** START Input records **

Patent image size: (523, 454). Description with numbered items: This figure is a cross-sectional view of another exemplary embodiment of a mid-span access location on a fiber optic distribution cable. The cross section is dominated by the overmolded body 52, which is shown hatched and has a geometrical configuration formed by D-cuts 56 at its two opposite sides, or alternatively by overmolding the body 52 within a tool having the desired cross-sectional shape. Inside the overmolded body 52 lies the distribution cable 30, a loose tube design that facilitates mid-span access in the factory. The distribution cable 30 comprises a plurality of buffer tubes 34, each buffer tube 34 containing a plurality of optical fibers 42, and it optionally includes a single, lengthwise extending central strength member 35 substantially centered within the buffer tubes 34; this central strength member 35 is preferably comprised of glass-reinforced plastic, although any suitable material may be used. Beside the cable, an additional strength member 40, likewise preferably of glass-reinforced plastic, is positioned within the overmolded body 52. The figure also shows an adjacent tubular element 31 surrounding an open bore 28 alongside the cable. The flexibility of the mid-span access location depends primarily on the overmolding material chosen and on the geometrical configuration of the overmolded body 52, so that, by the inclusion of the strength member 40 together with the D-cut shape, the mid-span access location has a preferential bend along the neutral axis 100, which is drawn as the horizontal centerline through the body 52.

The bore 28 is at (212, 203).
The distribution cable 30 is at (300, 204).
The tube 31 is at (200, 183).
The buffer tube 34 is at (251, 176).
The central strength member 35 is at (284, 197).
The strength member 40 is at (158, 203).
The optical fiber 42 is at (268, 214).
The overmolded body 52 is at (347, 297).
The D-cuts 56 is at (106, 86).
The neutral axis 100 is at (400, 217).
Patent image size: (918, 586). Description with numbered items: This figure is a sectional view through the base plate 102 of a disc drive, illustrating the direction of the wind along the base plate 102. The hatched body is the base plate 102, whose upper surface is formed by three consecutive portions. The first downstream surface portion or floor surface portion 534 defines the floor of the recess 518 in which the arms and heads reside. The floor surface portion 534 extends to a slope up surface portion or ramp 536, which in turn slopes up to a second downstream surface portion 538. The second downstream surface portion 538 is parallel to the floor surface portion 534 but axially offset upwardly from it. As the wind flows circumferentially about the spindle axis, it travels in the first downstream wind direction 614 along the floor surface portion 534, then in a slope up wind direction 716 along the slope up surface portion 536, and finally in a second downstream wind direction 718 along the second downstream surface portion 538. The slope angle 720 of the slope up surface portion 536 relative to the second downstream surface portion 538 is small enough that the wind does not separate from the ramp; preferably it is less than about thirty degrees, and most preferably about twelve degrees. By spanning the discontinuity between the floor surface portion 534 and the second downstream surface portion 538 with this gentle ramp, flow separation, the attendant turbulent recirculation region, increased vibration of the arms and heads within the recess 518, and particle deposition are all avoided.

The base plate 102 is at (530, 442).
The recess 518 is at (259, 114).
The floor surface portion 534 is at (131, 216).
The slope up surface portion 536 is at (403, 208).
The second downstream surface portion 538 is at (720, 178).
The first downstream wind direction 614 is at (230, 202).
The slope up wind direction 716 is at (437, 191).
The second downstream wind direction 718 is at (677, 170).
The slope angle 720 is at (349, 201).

** END Input records **

Task description -> Can you recast every line of the items above as one numbered list, leaving out the blank lines?

Correct output ->
1. Patent image size: (523, 454). Description with numbered items: This figure is a cross-sectional view of another exemplary embodiment of a mid-span access location on a fiber optic distribution cable. The cross section is dominated by the overmolded body 52, which is shown hatched and has a geometrical configuration formed by D-cuts 56 at its two opposite sides, or alternatively by overmolding the body 52 within a tool having the desired cross-sectional shape. Inside the overmolded body 52 lies the distribution cable 30, a loose tube design that facilitates mid-span access in the factory. The distribution cable 30 comprises a plurality of buffer tubes 34, each buffer tube 34 containing a plurality of optical fibers 42, and it optionally includes a single, lengthwise extending central strength member 35 substantially centered within the buffer tubes 34; this central strength member 35 is preferably comprised of glass-reinforced plastic, although any suitable material may be used. Beside the cable, an additional strength member 40, likewise preferably of glass-reinforced plastic, is positioned within the overmolded body 52. The figure also shows an adjacent tubular element 31 surrounding an open bore 28 alongside the cable. The flexibility of the mid-span access location depends primarily on the overmolding material chosen and on the geometrical configuration of the overmolded body 52, so that, by the inclusion of the strength member 40 together with the D-cut shape, the mid-span access location has a preferential bend along the neutral axis 100, which is drawn as the horizontal centerline through the body 52.
2. The bore 28 is at (212, 203).
3. The distribution cable 30 is at (300, 204).
4. The tube 31 is at (200, 183).
5. The buffer tube 34 is at (251, 176).
6. The central strength member 35 is at (284, 197).
7. The strength member 40 is at (158, 203).
8. The optical fiber 42 is at (268, 214).
9. The overmolded body 52 is at (347, 297).
10. The D-cuts 56 is at (106, 86).
11. The neutral axis 100 is at (400, 217).
12. Patent image size: (918, 586). Description with numbered items: This figure is a sectional view through the base plate 102 of a disc drive, illustrating the direction of the wind along the base plate 102. The hatched body is the base plate 102, whose upper surface is formed by three consecutive portions. The first downstream surface portion or floor surface portion 534 defines the floor of the recess 518 in which the arms and heads reside. The floor surface portion 534 extends to a slope up surface portion or ramp 536, which in turn slopes up to a second downstream surface portion 538. The second downstream surface portion 538 is parallel to the floor surface portion 534 but axially offset upwardly from it. As the wind flows circumferentially about the spindle axis, it travels in the first downstream wind direction 614 along the floor surface portion 534, then in a slope up wind direction 716 along the slope up surface portion 536, and finally in a second downstream wind direction 718 along the second downstream surface portion 538. The slope angle 720 of the slope up surface portion 536 relative to the second downstream surface portion 538 is small enough that the wind does not separate from the ramp; preferably it is less than about thirty degrees, and most preferably about twelve degrees. By spanning the discontinuity between the floor surface portion 534 and the second downstream surface portion 538 with this gentle ramp, flow separation, the attendant turbulent recirculation region, increased vibration of the arms and heads within the recess 518, and particle deposition are all avoided.
13. The base plate 102 is at (530, 442).
14. The recess 518 is at (259, 114).
15. The floor surface portion 534 is at (131, 216).
16. The slope up surface portion 536 is at (403, 208).
17. The second downstream surface portion 538 is at (720, 178).
18. The first downstream wind direction 614 is at (230, 202).
19. The slope up wind direction 716 is at (437, 191).
20. The second downstream wind direction 718 is at (677, 170).
21. The slope angle 720 is at (349, 201).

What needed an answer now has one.